_EXERCISE TASK_.
Find each line with the string "title" and copy it.

● ● ● ● ●

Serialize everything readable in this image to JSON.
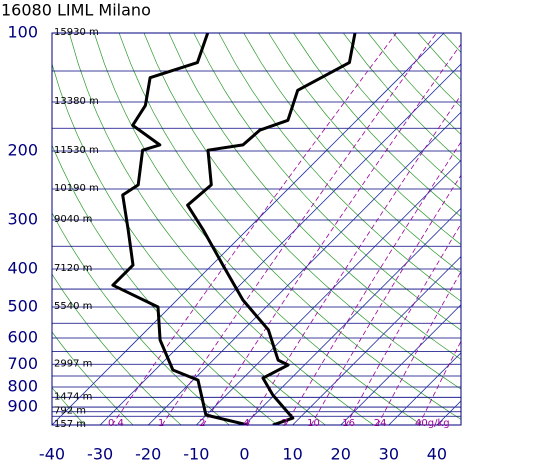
{
  "chart_data": {
    "type": "skew-t",
    "title": "16080 LIML Milano",
    "ylim": [
      1000,
      100
    ],
    "log_y": true,
    "yticks": [
      100,
      200,
      300,
      400,
      500,
      600,
      700,
      800,
      900
    ],
    "ygrid": [
      100,
      125,
      150,
      175,
      200,
      250,
      300,
      350,
      400,
      450,
      500,
      550,
      600,
      650,
      700,
      750,
      800,
      850,
      900,
      925,
      950,
      1000
    ],
    "xlim": [
      -40,
      45
    ],
    "xticks": [
      -40,
      -30,
      -20,
      -10,
      0,
      10,
      20,
      30,
      40
    ],
    "isotherm_color": "#1f2fa0",
    "isobar_color": "#00007f",
    "height_labels": [
      {
        "value": 100,
        "label": "15930 m"
      },
      {
        "value": 150,
        "label": "13380 m"
      },
      {
        "value": 200,
        "label": "11530 m"
      },
      {
        "value": 250,
        "label": "10190 m"
      },
      {
        "value": 300,
        "label": "9040 m"
      },
      {
        "value": 400,
        "label": "7120 m"
      },
      {
        "value": 500,
        "label": "5540 m"
      },
      {
        "value": 700,
        "label": "2997 m"
      },
      {
        "value": 850,
        "label": "1474 m"
      },
      {
        "value": 925,
        "label": "792 m"
      },
      {
        "value": 1000,
        "label": "157 m"
      }
    ],
    "mixing_ratio_color": "#9b009b",
    "mixing_ratios": [
      0.4,
      1,
      2,
      4,
      7,
      10,
      16,
      24,
      {
        "value": 40,
        "label": "40g/kg"
      }
    ],
    "series": [
      {
        "color": "#000000",
        "pressure": [
          100,
          119,
          140,
          167,
          177,
          193,
          199,
          244,
          275,
          318,
          391,
          480,
          572,
          683,
          703,
          759,
          839,
          960,
          1000
        ],
        "values": [
          -58.5,
          -53.5,
          -58.5,
          -54.3,
          -58.1,
          -58.5,
          -64.7,
          -56.8,
          -57.5,
          -49.1,
          -37.7,
          -26.3,
          -14.8,
          -6.5,
          -3.4,
          -5.9,
          -0.3,
          8.6,
          5.9
        ]
      },
      {
        "color": "#000000",
        "pressure": [
          100,
          119,
          130,
          153,
          172,
          193,
          199,
          244,
          259,
          318,
          391,
          440,
          500,
          607,
          724,
          768,
          943,
          1000
        ],
        "values": [
          -89.1,
          -85.1,
          -91.8,
          -87,
          -85.5,
          -75.8,
          -78.3,
          -72,
          -73.1,
          -64.7,
          -56.4,
          -56.4,
          -42.5,
          -35.2,
          -26.3,
          -19,
          -10.1,
          0.7
        ]
      }
    ]
  }
}
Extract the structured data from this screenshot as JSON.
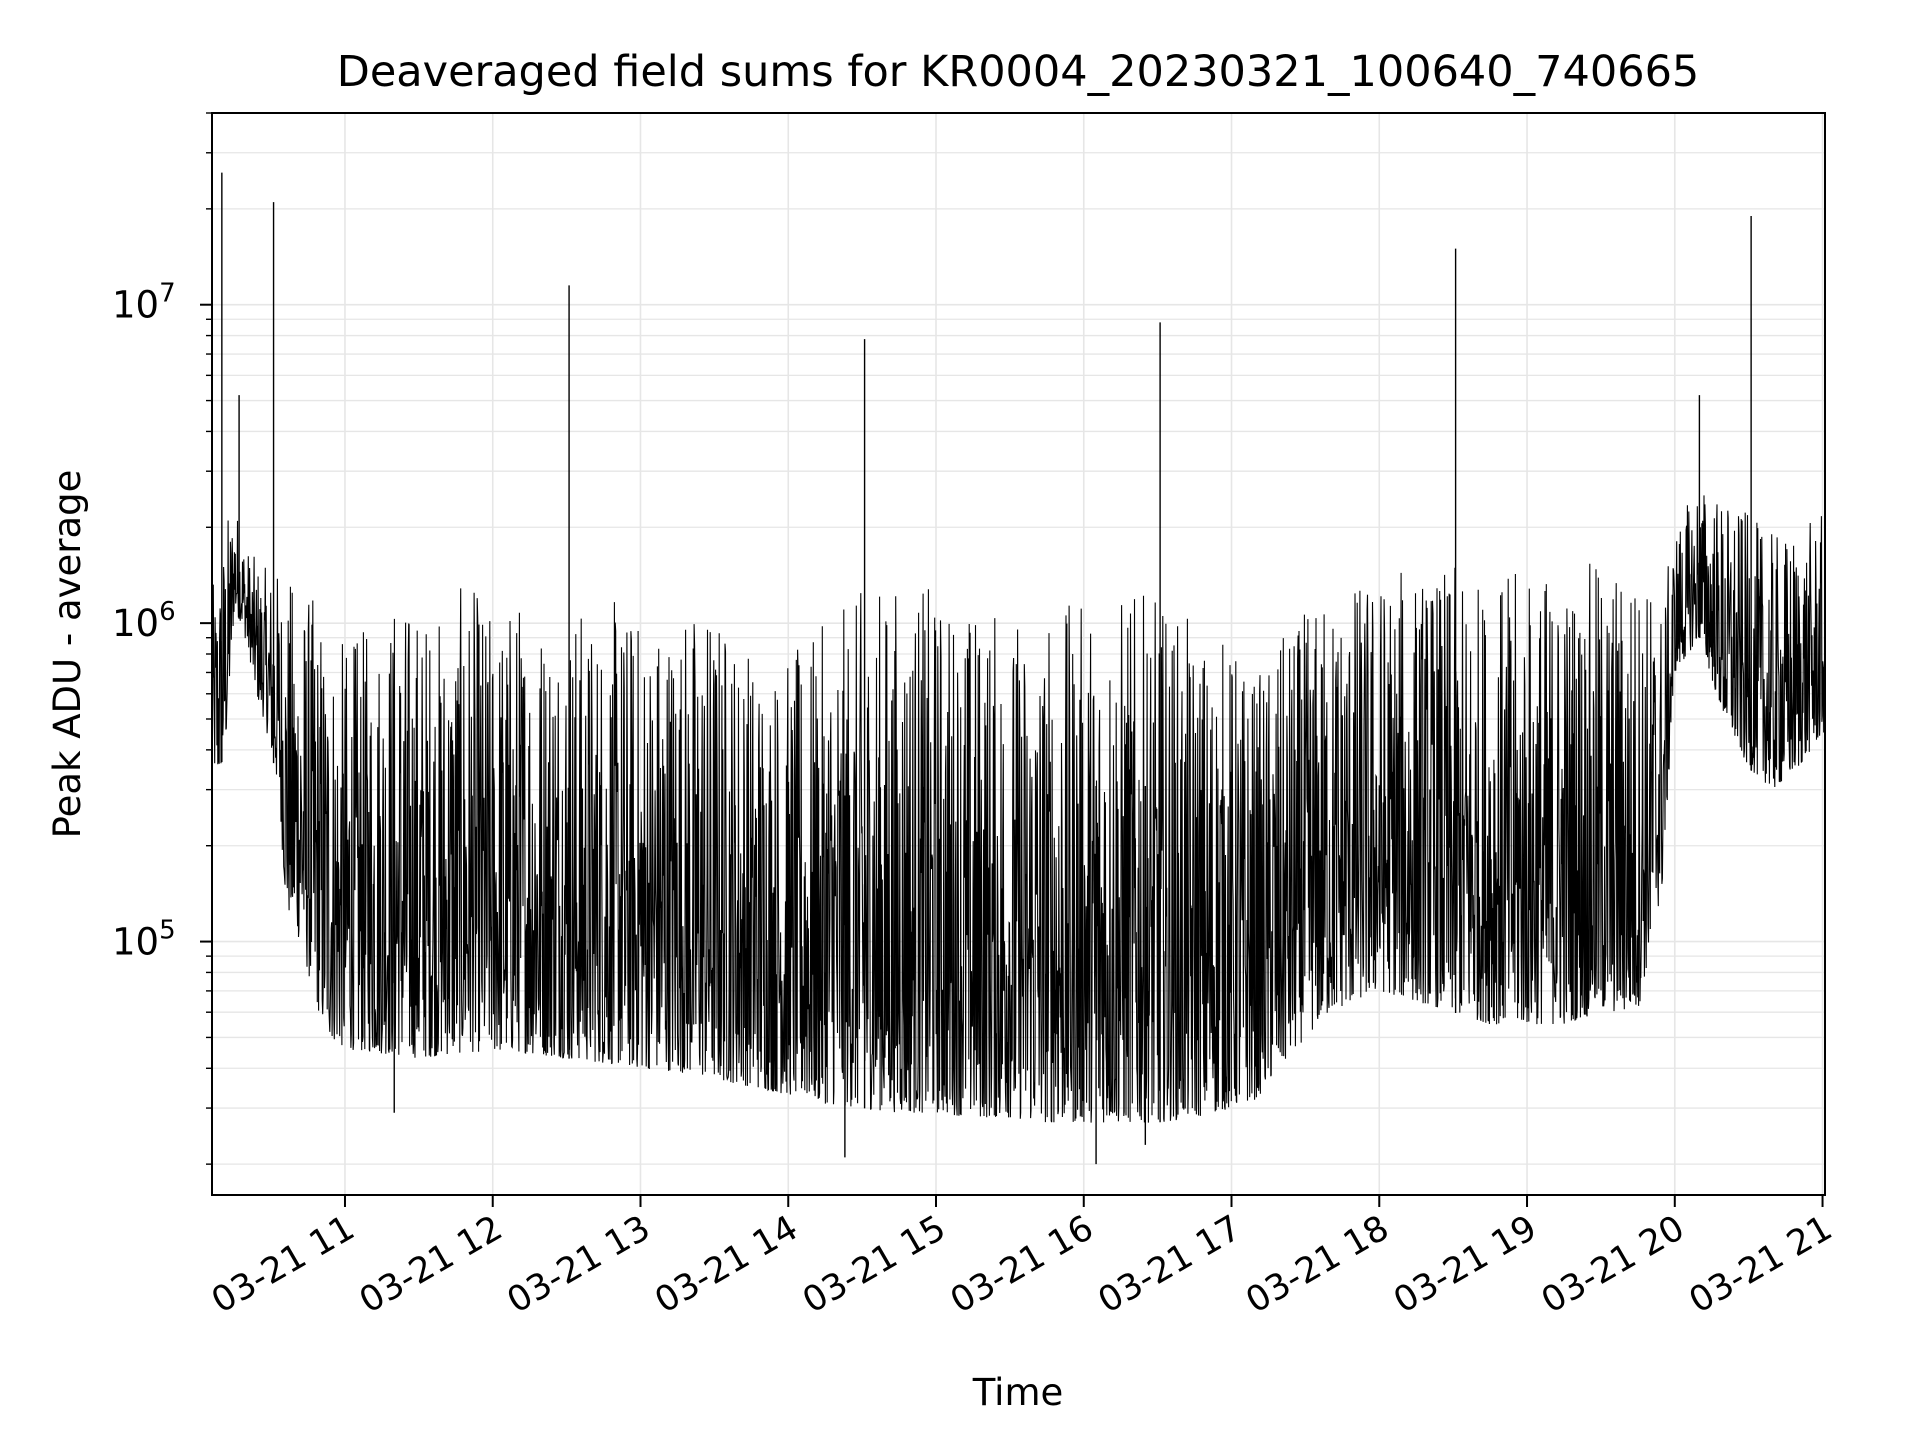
{
  "chart_data": {
    "type": "line",
    "title": "Deaveraged field sums for KR0004_20230321_100640_740665",
    "xlabel": "Time",
    "ylabel": "Peak ADU - average",
    "y_scale": "log",
    "ylim": [
      16000,
      40000000
    ],
    "xlim": [
      "2023-03-21 10:06",
      "2023-03-21 21:01"
    ],
    "grid": true,
    "line_color": "#000000",
    "x_ticks": [
      {
        "value": "2023-03-21 11:00",
        "label": "03-21 11"
      },
      {
        "value": "2023-03-21 12:00",
        "label": "03-21 12"
      },
      {
        "value": "2023-03-21 13:00",
        "label": "03-21 13"
      },
      {
        "value": "2023-03-21 14:00",
        "label": "03-21 14"
      },
      {
        "value": "2023-03-21 15:00",
        "label": "03-21 15"
      },
      {
        "value": "2023-03-21 16:00",
        "label": "03-21 16"
      },
      {
        "value": "2023-03-21 17:00",
        "label": "03-21 17"
      },
      {
        "value": "2023-03-21 18:00",
        "label": "03-21 18"
      },
      {
        "value": "2023-03-21 19:00",
        "label": "03-21 19"
      },
      {
        "value": "2023-03-21 20:00",
        "label": "03-21 20"
      },
      {
        "value": "2023-03-21 21:00",
        "label": "03-21 21"
      }
    ],
    "y_ticks": [
      {
        "value": 100000,
        "base": "10",
        "exp": "5"
      },
      {
        "value": 1000000,
        "base": "10",
        "exp": "6"
      },
      {
        "value": 10000000,
        "base": "10",
        "exp": "7"
      }
    ],
    "series": [
      {
        "x": [
          "2023-03-21 10:06",
          "2023-03-21 10:09",
          "2023-03-21 10:12",
          "2023-03-21 10:15",
          "2023-03-21 10:18",
          "2023-03-21 10:21",
          "2023-03-21 10:24",
          "2023-03-21 10:27",
          "2023-03-21 10:30",
          "2023-03-21 10:33",
          "2023-03-21 10:36",
          "2023-03-21 10:39",
          "2023-03-21 10:42",
          "2023-03-21 10:45",
          "2023-03-21 10:48",
          "2023-03-21 10:51",
          "2023-03-21 10:54",
          "2023-03-21 10:57",
          "2023-03-21 11:00",
          "2023-03-21 11:10",
          "2023-03-21 11:20",
          "2023-03-21 11:30",
          "2023-03-21 11:40",
          "2023-03-21 11:50",
          "2023-03-21 12:00",
          "2023-03-21 12:10",
          "2023-03-21 12:20",
          "2023-03-21 12:30",
          "2023-03-21 12:40",
          "2023-03-21 12:50",
          "2023-03-21 13:00",
          "2023-03-21 13:15",
          "2023-03-21 13:30",
          "2023-03-21 13:45",
          "2023-03-21 14:00",
          "2023-03-21 14:15",
          "2023-03-21 14:30",
          "2023-03-21 14:45",
          "2023-03-21 15:00",
          "2023-03-21 15:15",
          "2023-03-21 15:30",
          "2023-03-21 15:45",
          "2023-03-21 16:00",
          "2023-03-21 16:15",
          "2023-03-21 16:30",
          "2023-03-21 16:45",
          "2023-03-21 17:00",
          "2023-03-21 17:10",
          "2023-03-21 17:20",
          "2023-03-21 17:30",
          "2023-03-21 17:40",
          "2023-03-21 17:50",
          "2023-03-21 18:00",
          "2023-03-21 18:15",
          "2023-03-21 18:30",
          "2023-03-21 18:45",
          "2023-03-21 19:00",
          "2023-03-21 19:15",
          "2023-03-21 19:30",
          "2023-03-21 19:45",
          "2023-03-21 19:55",
          "2023-03-21 20:00",
          "2023-03-21 20:10",
          "2023-03-21 20:20",
          "2023-03-21 20:30",
          "2023-03-21 20:40",
          "2023-03-21 20:50",
          "2023-03-21 21:00"
        ],
        "low": [
          350000,
          330000,
          450000,
          1100000,
          1000000,
          800000,
          600000,
          500000,
          400000,
          300000,
          130000,
          110000,
          100000,
          80000,
          65000,
          55000,
          50000,
          48000,
          46000,
          45000,
          44000,
          43000,
          44000,
          45000,
          45000,
          45000,
          44000,
          43000,
          42000,
          41000,
          40000,
          39000,
          37000,
          35000,
          33000,
          31000,
          30000,
          29000,
          29000,
          28000,
          28000,
          27000,
          27000,
          27000,
          27000,
          28000,
          30000,
          32000,
          40000,
          50000,
          60000,
          65000,
          70000,
          65000,
          60000,
          55000,
          55000,
          55000,
          60000,
          60000,
          150000,
          700000,
          900000,
          500000,
          350000,
          300000,
          350000,
          450000
        ],
        "high": [
          1300000,
          1500000,
          2200000,
          2500000,
          2000000,
          1700000,
          1600000,
          1500000,
          1500000,
          1500000,
          1400000,
          1400000,
          1300000,
          1300000,
          1200000,
          1100000,
          1000000,
          900000,
          900000,
          1000000,
          1300000,
          1200000,
          1100000,
          1400000,
          1100000,
          1300000,
          1200000,
          1300000,
          1100000,
          1200000,
          1100000,
          1200000,
          1200000,
          900000,
          800000,
          1000000,
          1300000,
          1400000,
          1300000,
          1200000,
          1100000,
          1100000,
          1200000,
          1300000,
          1200000,
          1000000,
          900000,
          700000,
          900000,
          1100000,
          1300000,
          1400000,
          1500000,
          1500000,
          1500000,
          1400000,
          1500000,
          1500000,
          1600000,
          1600000,
          1200000,
          2000000,
          2800000,
          2500000,
          2200000,
          1900000,
          2000000,
          2200000
        ],
        "spikes": [
          {
            "x": "2023-03-21 10:10",
            "y": 26000000
          },
          {
            "x": "2023-03-21 10:17",
            "y": 5200000
          },
          {
            "x": "2023-03-21 10:31",
            "y": 21000000
          },
          {
            "x": "2023-03-21 12:31",
            "y": 11500000
          },
          {
            "x": "2023-03-21 14:31",
            "y": 7800000
          },
          {
            "x": "2023-03-21 16:31",
            "y": 8800000
          },
          {
            "x": "2023-03-21 18:31",
            "y": 15000000
          },
          {
            "x": "2023-03-21 20:10",
            "y": 5200000
          },
          {
            "x": "2023-03-21 20:31",
            "y": 19000000
          }
        ],
        "dips": [
          {
            "x": "2023-03-21 11:20",
            "y": 29000.0
          },
          {
            "x": "2023-03-21 14:23",
            "y": 21000
          },
          {
            "x": "2023-03-21 16:05",
            "y": 20000
          },
          {
            "x": "2023-03-21 16:25",
            "y": 23000
          }
        ]
      }
    ]
  }
}
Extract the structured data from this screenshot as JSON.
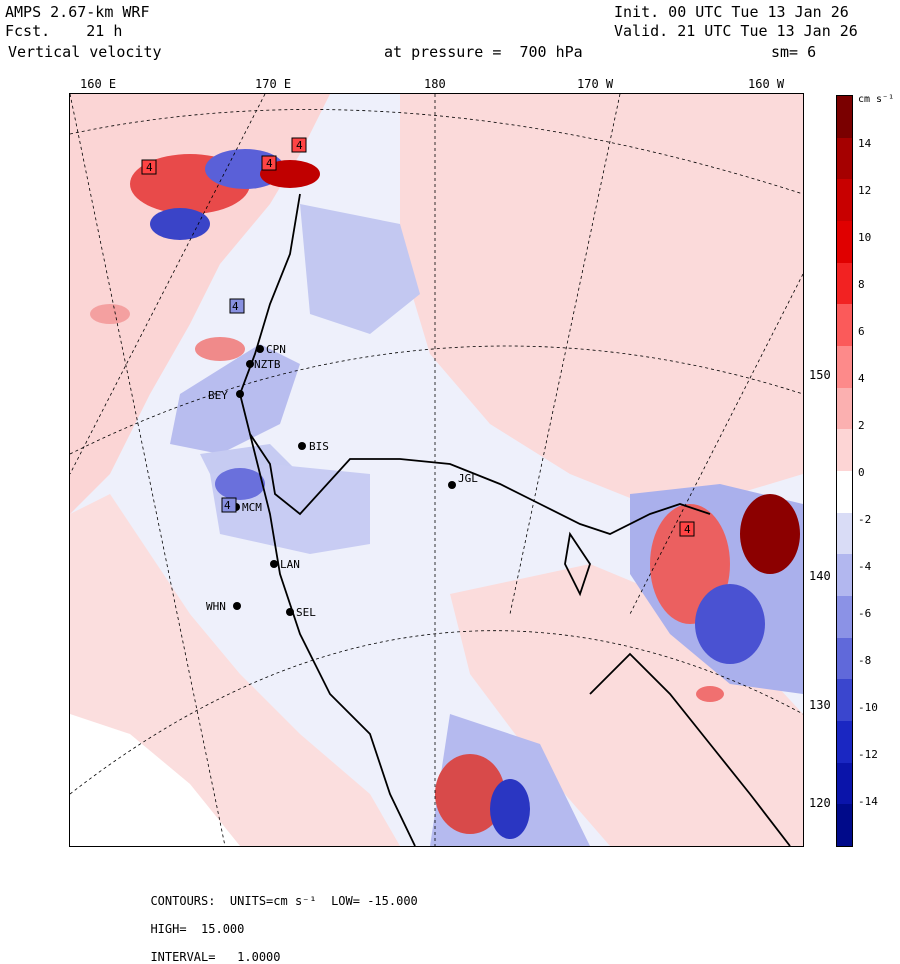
{
  "header": {
    "title": "AMPS 2.67-km WRF",
    "forecast": "Fcst.    21 h",
    "variable": "Vertical velocity",
    "init": "Init. 00 UTC Tue 13 Jan 26",
    "valid": "Valid. 21 UTC Tue 13 Jan 26",
    "level": "at pressure =  700 hPa",
    "smoothing": "sm= 6"
  },
  "lon_labels": [
    "160 E",
    "170 E",
    "180",
    "170 W",
    "160 W"
  ],
  "lat_labels": [
    "150 W",
    "140 W",
    "130 W",
    "120 W"
  ],
  "stations": [
    "CPN",
    "NZTB",
    "BEY",
    "BIS",
    "JGL",
    "MCM",
    "LAN",
    "WHN",
    "SEL"
  ],
  "extrema_markers": [
    "4",
    "4",
    "4",
    "4",
    "4",
    "4"
  ],
  "colorbar": {
    "units": "cm s⁻¹",
    "ticks": [
      "14",
      "12",
      "10",
      "8",
      "6",
      "4",
      "2",
      "0",
      "-2",
      "-4",
      "-6",
      "-8",
      "-10",
      "-12",
      "-14"
    ],
    "colors": [
      "#7a0000",
      "#a50000",
      "#c80000",
      "#e00000",
      "#f22222",
      "#fb5a5a",
      "#fd8a8a",
      "#fbb0b0",
      "#fdd5d5",
      "#ffffff",
      "#d9dcf6",
      "#b2b7ef",
      "#8b92e6",
      "#6069da",
      "#3a46ce",
      "#1a27c2",
      "#0a14aa",
      "#000a8a"
    ]
  },
  "footer": {
    "contours": "CONTOURS:  UNITS=cm s⁻¹  LOW= -15.000",
    "high": "HIGH=  15.000",
    "interval": "INTERVAL=   1.0000"
  },
  "colors": {
    "pos_weak": "#fbd8d8",
    "neg_weak": "#dfe2f8",
    "ice": "#ffffff"
  }
}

● ● ● ● ●

_TASK RESULT_.
    "title": "16080 LIML Milano",
    "title": "Deaveraged field sums for KR0004_20230321_100640_740665",
    "title": "AMPS 2.67-km WRF",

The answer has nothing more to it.